• TASK:
Write out all of the entries exactly as given.

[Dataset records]

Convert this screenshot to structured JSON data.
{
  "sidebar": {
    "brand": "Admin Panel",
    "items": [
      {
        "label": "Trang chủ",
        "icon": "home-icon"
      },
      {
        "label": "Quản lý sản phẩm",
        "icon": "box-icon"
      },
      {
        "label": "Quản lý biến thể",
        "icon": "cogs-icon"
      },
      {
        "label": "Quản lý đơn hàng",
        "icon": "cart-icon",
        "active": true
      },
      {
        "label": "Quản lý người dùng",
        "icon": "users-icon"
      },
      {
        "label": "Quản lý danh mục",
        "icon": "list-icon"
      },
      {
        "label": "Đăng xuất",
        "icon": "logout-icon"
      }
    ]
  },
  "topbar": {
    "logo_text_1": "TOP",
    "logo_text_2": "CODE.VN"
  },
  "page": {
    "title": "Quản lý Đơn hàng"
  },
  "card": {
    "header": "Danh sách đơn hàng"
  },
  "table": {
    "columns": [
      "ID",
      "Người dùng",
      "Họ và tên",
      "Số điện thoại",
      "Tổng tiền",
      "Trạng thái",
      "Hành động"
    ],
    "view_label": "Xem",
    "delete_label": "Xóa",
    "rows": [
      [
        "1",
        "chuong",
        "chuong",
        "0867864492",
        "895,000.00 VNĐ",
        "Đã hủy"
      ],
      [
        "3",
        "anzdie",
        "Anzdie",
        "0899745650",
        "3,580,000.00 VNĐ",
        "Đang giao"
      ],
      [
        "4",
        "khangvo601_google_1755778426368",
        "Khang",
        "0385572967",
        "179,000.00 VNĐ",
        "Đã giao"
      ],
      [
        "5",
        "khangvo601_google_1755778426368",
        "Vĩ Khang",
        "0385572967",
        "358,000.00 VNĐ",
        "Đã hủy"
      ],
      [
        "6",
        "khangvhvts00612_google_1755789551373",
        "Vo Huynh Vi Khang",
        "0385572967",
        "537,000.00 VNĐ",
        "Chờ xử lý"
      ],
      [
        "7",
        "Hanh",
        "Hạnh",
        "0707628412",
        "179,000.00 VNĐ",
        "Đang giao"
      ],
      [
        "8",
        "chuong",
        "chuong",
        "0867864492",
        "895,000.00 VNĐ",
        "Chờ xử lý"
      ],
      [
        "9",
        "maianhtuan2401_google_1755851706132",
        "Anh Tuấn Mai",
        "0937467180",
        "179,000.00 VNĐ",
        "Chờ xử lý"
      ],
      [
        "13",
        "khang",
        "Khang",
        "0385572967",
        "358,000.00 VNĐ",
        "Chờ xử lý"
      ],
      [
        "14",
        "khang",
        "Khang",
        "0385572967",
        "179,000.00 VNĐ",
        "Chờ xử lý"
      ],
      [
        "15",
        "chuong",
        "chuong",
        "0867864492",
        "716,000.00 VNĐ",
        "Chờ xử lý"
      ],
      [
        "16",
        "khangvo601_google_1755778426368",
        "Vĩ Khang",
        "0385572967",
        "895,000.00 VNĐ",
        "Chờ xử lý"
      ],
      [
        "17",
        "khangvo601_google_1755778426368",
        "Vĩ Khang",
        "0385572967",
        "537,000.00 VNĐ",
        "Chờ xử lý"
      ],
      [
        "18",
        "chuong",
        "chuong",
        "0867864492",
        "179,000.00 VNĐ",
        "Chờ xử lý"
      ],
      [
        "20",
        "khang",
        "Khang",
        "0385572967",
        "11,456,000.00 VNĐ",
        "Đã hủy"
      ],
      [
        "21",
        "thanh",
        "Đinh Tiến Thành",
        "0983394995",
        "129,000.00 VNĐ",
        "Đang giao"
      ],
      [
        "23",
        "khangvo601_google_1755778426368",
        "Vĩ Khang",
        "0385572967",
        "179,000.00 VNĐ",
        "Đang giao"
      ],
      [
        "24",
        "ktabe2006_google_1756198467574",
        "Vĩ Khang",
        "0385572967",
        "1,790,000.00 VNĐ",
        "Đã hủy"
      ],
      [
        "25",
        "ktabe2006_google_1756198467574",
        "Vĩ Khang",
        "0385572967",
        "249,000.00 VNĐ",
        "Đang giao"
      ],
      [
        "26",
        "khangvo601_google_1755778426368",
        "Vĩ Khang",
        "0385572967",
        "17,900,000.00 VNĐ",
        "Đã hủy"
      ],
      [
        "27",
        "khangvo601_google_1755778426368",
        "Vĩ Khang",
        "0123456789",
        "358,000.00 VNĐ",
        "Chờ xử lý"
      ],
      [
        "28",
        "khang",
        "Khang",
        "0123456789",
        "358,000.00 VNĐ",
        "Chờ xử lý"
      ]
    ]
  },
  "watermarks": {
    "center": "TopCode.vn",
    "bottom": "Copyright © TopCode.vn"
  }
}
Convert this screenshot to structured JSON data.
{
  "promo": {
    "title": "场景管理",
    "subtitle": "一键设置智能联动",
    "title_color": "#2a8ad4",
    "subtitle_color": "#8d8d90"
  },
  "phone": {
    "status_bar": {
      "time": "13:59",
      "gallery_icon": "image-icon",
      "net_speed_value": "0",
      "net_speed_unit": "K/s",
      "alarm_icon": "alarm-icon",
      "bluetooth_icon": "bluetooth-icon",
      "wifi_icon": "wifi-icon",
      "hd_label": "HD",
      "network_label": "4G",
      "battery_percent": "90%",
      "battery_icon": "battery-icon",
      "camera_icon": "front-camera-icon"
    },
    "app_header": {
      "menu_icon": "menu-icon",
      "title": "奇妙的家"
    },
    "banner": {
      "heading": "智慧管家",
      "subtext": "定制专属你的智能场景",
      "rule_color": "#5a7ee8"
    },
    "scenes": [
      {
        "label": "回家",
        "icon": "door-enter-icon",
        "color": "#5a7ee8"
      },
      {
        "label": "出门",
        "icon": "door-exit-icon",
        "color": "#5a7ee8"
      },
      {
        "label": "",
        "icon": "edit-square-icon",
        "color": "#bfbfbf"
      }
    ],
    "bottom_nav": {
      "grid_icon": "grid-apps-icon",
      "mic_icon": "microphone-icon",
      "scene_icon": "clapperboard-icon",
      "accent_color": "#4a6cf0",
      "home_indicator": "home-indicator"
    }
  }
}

• FULL ANSWER:
Convert this screenshot to structured JSON data.
{
  "sidebar": {
    "brand": "Admin Panel",
    "items": [
      {
        "label": "Trang chủ",
        "icon": "home-icon"
      },
      {
        "label": "Quản lý sản phẩm",
        "icon": "box-icon"
      },
      {
        "label": "Quản lý biến thể",
        "icon": "cogs-icon"
      },
      {
        "label": "Quản lý đơn hàng",
        "icon": "cart-icon",
        "active": true
      },
      {
        "label": "Quản lý người dùng",
        "icon": "users-icon"
      },
      {
        "label": "Quản lý danh mục",
        "icon": "list-icon"
      },
      {
        "label": "Đăng xuất",
        "icon": "logout-icon"
      }
    ]
  },
  "topbar": {
    "logo_text_1": "TOP",
    "logo_text_2": "CODE.VN"
  },
  "page": {
    "title": "Quản lý Đơn hàng"
  },
  "card": {
    "header": "Danh sách đơn hàng"
  },
  "table": {
    "columns": [
      "ID",
      "Người dùng",
      "Họ và tên",
      "Số điện thoại",
      "Tổng tiền",
      "Trạng thái",
      "Hành động"
    ],
    "view_label": "Xem",
    "delete_label": "Xóa",
    "rows": [
      [
        "1",
        "chuong",
        "chuong",
        "0867864492",
        "895,000.00 VNĐ",
        "Đã hủy"
      ],
      [
        "3",
        "anzdie",
        "Anzdie",
        "0899745650",
        "3,580,000.00 VNĐ",
        "Đang giao"
      ],
      [
        "4",
        "khangvo601_google_1755778426368",
        "Khang",
        "0385572967",
        "179,000.00 VNĐ",
        "Đã giao"
      ],
      [
        "5",
        "khangvo601_google_1755778426368",
        "Vĩ Khang",
        "0385572967",
        "358,000.00 VNĐ",
        "Đã hủy"
      ],
      [
        "6",
        "khangvhvts00612_google_1755789551373",
        "Vo Huynh Vi Khang",
        "0385572967",
        "537,000.00 VNĐ",
        "Chờ xử lý"
      ],
      [
        "7",
        "Hanh",
        "Hạnh",
        "0707628412",
        "179,000.00 VNĐ",
        "Đang giao"
      ],
      [
        "8",
        "chuong",
        "chuong",
        "0867864492",
        "895,000.00 VNĐ",
        "Chờ xử lý"
      ],
      [
        "9",
        "maianhtuan2401_google_1755851706132",
        "Anh Tuấn Mai",
        "0937467180",
        "179,000.00 VNĐ",
        "Chờ xử lý"
      ],
      [
        "13",
        "khang",
        "Khang",
        "0385572967",
        "358,000.00 VNĐ",
        "Chờ xử lý"
      ],
      [
        "14",
        "khang",
        "Khang",
        "0385572967",
        "179,000.00 VNĐ",
        "Chờ xử lý"
      ],
      [
        "15",
        "chuong",
        "chuong",
        "0867864492",
        "716,000.00 VNĐ",
        "Chờ xử lý"
      ],
      [
        "16",
        "khangvo601_google_1755778426368",
        "Vĩ Khang",
        "0385572967",
        "895,000.00 VNĐ",
        "Chờ xử lý"
      ],
      [
        "17",
        "khangvo601_google_1755778426368",
        "Vĩ Khang",
        "0385572967",
        "537,000.00 VNĐ",
        "Chờ xử lý"
      ],
      [
        "18",
        "chuong",
        "chuong",
        "0867864492",
        "179,000.00 VNĐ",
        "Chờ xử lý"
      ],
      [
        "20",
        "khang",
        "Khang",
        "0385572967",
        "11,456,000.00 VNĐ",
        "Đã hủy"
      ],
      [
        "21",
        "thanh",
        "Đinh Tiến Thành",
        "0983394995",
        "129,000.00 VNĐ",
        "Đang giao"
      ],
      [
        "23",
        "khangvo601_google_1755778426368",
        "Vĩ Khang",
        "0385572967",
        "179,000.00 VNĐ",
        "Đang giao"
      ],
      [
        "24",
        "ktabe2006_google_1756198467574",
        "Vĩ Khang",
        "0385572967",
        "1,790,000.00 VNĐ",
        "Đã hủy"
      ],
      [
        "25",
        "ktabe2006_google_1756198467574",
        "Vĩ Khang",
        "0385572967",
        "249,000.00 VNĐ",
        "Đang giao"
      ],
      [
        "26",
        "khangvo601_google_1755778426368",
        "Vĩ Khang",
        "0385572967",
        "17,900,000.00 VNĐ",
        "Đã hủy"
      ],
      [
        "27",
        "khangvo601_google_1755778426368",
        "Vĩ Khang",
        "0123456789",
        "358,000.00 VNĐ",
        "Chờ xử lý"
      ],
      [
        "28",
        "khang",
        "Khang",
        "0123456789",
        "358,000.00 VNĐ",
        "Chờ xử lý"
      ]
    ]
  },
  "watermarks": {
    "center": "TopCode.vn",
    "bottom": "Copyright © TopCode.vn"
  }
}
Convert this screenshot to structured JSON data.
{
  "promo": {
    "title": "场景管理",
    "subtitle": "一键设置智能联动",
    "title_color": "#2a8ad4",
    "subtitle_color": "#8d8d90"
  },
  "phone": {
    "status_bar": {
      "time": "13:59",
      "gallery_icon": "image-icon",
      "net_speed_value": "0",
      "net_speed_unit": "K/s",
      "alarm_icon": "alarm-icon",
      "bluetooth_icon": "bluetooth-icon",
      "wifi_icon": "wifi-icon",
      "hd_label": "HD",
      "network_label": "4G",
      "battery_percent": "90%",
      "battery_icon": "battery-icon",
      "camera_icon": "front-camera-icon"
    },
    "app_header": {
      "menu_icon": "menu-icon",
      "title": "奇妙的家"
    },
    "banner": {
      "heading": "智慧管家",
      "subtext": "定制专属你的智能场景",
      "rule_color": "#5a7ee8"
    },
    "scenes": [
      {
        "label": "回家",
        "icon": "door-enter-icon",
        "color": "#5a7ee8"
      },
      {
        "label": "出门",
        "icon": "door-exit-icon",
        "color": "#5a7ee8"
      },
      {
        "label": "",
        "icon": "edit-square-icon",
        "color": "#bfbfbf"
      }
    ],
    "bottom_nav": {
      "grid_icon": "grid-apps-icon",
      "mic_icon": "microphone-icon",
      "scene_icon": "clapperboard-icon",
      "accent_color": "#4a6cf0",
      "home_indicator": "home-indicator"
    }
  }
}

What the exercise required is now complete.